Listed entries.

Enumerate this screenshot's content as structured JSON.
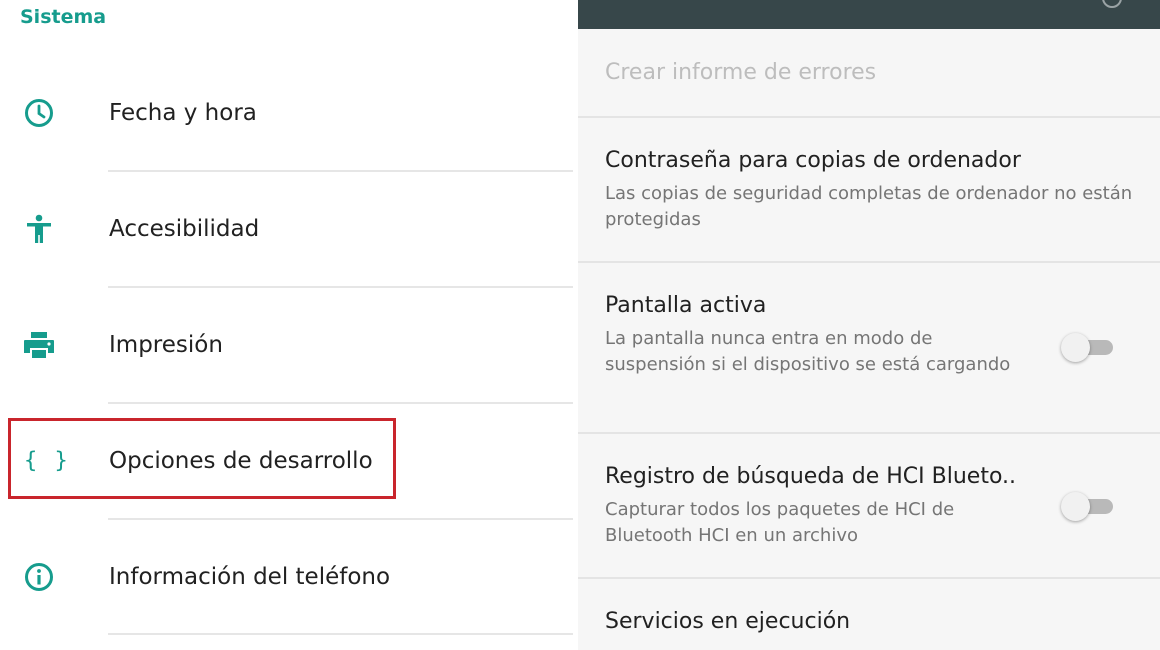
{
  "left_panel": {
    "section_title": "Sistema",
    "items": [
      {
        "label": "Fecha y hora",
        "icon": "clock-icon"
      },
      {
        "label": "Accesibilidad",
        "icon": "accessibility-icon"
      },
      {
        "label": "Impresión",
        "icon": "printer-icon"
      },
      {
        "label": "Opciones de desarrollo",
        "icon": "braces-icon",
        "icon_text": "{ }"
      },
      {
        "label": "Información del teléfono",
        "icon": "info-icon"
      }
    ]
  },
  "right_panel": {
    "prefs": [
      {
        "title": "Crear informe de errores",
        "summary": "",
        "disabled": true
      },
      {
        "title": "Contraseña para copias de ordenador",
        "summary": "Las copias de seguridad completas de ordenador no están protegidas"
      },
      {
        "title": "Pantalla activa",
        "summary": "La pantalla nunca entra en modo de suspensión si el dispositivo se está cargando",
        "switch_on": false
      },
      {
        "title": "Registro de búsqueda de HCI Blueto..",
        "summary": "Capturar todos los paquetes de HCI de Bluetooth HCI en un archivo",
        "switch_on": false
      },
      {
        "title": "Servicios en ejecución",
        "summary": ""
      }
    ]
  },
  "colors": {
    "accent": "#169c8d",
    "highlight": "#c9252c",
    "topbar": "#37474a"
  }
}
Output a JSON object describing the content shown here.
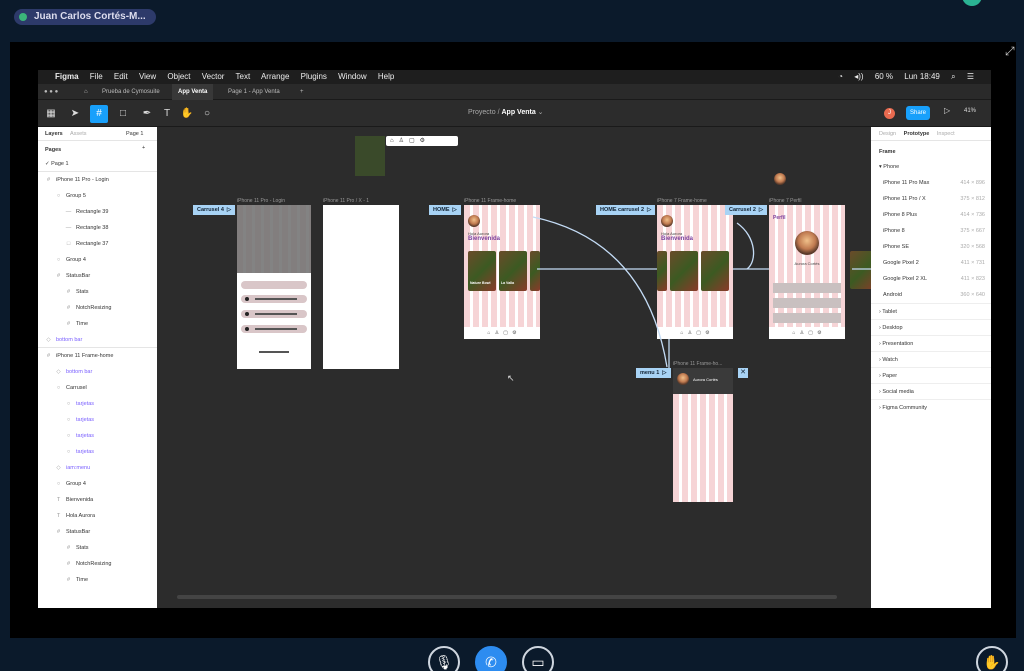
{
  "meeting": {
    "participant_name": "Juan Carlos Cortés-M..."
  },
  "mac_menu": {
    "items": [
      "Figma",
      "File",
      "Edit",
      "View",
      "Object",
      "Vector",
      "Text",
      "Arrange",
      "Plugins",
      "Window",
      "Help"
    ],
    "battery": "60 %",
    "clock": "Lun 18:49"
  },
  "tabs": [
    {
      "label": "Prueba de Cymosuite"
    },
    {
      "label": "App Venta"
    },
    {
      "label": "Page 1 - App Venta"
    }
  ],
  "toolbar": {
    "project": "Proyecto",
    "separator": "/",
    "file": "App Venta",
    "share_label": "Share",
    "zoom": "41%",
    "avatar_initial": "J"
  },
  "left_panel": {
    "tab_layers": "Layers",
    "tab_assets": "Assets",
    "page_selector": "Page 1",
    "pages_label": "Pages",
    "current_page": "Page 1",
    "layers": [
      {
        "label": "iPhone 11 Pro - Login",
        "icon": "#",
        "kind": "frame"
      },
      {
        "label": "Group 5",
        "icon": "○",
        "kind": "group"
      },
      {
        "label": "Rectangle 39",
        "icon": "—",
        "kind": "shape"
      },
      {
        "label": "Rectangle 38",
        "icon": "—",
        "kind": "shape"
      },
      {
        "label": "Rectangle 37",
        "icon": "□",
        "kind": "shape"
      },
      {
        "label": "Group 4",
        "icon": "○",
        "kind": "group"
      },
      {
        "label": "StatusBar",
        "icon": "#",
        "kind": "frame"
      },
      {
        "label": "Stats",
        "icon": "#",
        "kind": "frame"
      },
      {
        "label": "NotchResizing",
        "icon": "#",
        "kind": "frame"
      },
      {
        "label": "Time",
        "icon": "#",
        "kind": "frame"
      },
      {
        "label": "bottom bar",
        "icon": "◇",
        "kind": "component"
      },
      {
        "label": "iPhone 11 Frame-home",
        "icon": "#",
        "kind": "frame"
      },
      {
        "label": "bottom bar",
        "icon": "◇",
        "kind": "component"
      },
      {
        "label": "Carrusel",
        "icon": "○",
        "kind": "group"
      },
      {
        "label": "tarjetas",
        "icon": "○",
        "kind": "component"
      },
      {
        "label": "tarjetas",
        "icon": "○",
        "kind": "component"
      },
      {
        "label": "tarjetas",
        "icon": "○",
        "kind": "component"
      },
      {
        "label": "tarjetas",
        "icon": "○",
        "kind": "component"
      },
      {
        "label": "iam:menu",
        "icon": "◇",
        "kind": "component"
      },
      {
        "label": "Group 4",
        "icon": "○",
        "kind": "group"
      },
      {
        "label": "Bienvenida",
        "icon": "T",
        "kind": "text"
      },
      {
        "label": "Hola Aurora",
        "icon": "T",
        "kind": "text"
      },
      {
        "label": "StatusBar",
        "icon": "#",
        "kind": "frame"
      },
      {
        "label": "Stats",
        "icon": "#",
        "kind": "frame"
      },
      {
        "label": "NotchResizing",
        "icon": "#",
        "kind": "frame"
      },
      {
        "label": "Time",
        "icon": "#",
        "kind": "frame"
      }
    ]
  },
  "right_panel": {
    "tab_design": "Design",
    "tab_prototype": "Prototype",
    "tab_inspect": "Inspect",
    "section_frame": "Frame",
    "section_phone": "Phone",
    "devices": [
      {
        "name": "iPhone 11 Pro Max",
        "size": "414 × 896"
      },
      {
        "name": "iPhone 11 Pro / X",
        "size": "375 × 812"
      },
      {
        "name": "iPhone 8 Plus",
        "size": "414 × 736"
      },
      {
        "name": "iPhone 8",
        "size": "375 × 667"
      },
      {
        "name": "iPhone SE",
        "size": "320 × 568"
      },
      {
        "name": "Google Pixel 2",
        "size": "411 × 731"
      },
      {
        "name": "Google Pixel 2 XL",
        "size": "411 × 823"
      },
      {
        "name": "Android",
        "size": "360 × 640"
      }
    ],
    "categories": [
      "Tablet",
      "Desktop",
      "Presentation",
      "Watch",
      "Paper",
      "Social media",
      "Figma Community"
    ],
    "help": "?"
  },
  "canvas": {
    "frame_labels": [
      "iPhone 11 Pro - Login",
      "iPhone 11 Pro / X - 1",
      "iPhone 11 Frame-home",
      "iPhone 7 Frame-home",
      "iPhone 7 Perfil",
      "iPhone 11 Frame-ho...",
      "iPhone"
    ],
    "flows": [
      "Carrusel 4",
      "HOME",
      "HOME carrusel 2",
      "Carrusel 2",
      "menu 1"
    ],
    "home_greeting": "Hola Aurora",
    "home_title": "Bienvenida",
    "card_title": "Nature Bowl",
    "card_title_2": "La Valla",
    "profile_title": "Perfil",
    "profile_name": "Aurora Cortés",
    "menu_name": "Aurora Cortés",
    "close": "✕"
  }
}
--
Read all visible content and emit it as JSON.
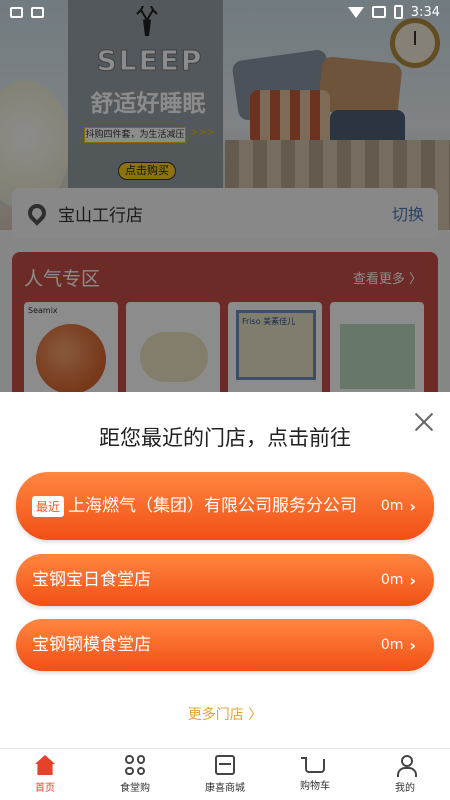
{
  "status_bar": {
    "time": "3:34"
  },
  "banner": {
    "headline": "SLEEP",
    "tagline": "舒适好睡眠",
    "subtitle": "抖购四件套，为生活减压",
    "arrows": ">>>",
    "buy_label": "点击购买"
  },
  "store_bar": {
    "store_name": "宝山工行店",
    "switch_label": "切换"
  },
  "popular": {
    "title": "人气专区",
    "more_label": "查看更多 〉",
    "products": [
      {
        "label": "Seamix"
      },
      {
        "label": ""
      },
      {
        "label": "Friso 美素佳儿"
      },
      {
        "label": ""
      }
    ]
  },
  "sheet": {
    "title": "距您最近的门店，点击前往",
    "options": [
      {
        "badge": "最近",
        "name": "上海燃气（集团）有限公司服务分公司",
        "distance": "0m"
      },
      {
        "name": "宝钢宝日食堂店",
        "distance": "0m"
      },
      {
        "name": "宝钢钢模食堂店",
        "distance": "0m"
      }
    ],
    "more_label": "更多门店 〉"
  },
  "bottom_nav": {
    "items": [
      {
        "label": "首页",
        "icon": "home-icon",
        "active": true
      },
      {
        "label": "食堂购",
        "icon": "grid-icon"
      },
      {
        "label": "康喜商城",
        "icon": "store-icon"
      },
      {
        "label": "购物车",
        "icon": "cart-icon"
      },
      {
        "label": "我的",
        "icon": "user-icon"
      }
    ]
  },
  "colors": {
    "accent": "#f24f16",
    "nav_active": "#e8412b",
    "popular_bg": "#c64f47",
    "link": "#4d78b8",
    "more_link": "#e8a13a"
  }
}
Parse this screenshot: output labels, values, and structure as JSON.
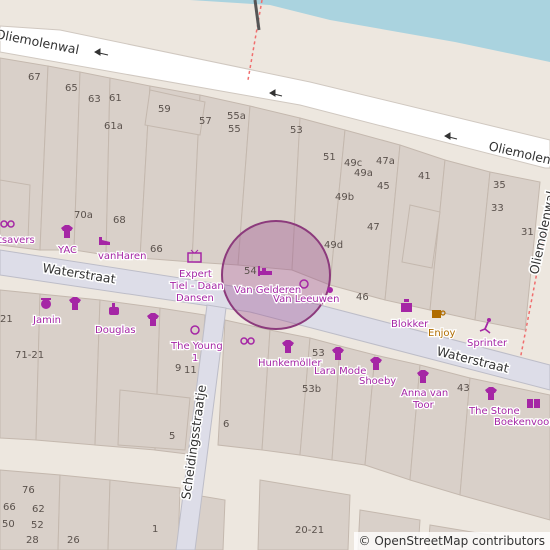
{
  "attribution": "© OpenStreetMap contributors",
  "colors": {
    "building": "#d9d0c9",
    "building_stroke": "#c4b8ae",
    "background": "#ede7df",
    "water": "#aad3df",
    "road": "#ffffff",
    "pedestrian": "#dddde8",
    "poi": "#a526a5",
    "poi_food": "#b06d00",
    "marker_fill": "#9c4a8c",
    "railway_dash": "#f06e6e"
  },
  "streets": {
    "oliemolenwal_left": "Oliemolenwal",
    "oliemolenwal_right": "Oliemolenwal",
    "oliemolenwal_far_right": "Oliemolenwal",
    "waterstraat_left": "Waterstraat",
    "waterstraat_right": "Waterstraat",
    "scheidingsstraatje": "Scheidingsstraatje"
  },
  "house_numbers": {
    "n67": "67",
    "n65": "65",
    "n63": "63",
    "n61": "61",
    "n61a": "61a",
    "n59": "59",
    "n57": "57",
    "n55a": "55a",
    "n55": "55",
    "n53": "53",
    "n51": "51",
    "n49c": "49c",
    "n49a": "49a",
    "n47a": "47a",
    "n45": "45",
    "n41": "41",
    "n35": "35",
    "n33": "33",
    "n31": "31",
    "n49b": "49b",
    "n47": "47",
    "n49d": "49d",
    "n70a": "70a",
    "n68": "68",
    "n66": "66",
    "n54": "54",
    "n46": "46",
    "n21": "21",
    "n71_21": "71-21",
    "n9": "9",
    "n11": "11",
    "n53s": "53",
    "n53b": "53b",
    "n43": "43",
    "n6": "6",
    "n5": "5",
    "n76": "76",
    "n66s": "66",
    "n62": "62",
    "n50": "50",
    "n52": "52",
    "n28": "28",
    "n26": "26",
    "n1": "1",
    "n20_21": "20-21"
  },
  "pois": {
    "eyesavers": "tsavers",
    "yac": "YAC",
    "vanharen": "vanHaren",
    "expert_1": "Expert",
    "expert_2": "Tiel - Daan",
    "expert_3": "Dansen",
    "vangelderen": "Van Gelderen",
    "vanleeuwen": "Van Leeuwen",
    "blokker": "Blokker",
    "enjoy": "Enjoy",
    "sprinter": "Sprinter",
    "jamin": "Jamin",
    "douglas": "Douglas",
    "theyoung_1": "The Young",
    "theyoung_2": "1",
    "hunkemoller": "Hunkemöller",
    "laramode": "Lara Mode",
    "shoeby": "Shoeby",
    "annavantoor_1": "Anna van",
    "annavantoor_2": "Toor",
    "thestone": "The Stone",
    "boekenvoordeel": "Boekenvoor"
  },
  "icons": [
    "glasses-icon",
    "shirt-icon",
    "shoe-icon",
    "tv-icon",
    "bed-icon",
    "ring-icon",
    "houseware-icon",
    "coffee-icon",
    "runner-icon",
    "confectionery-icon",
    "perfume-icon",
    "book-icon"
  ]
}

To be done. In the records above, find the lines containing "Aurora" and copy them.

Result below.
        "label": "Hola Aurora",
    "home_greeting": "Hola Aurora",
    "profile_name": "Aurora Cortés",
    "menu_name": "Aurora Cortés",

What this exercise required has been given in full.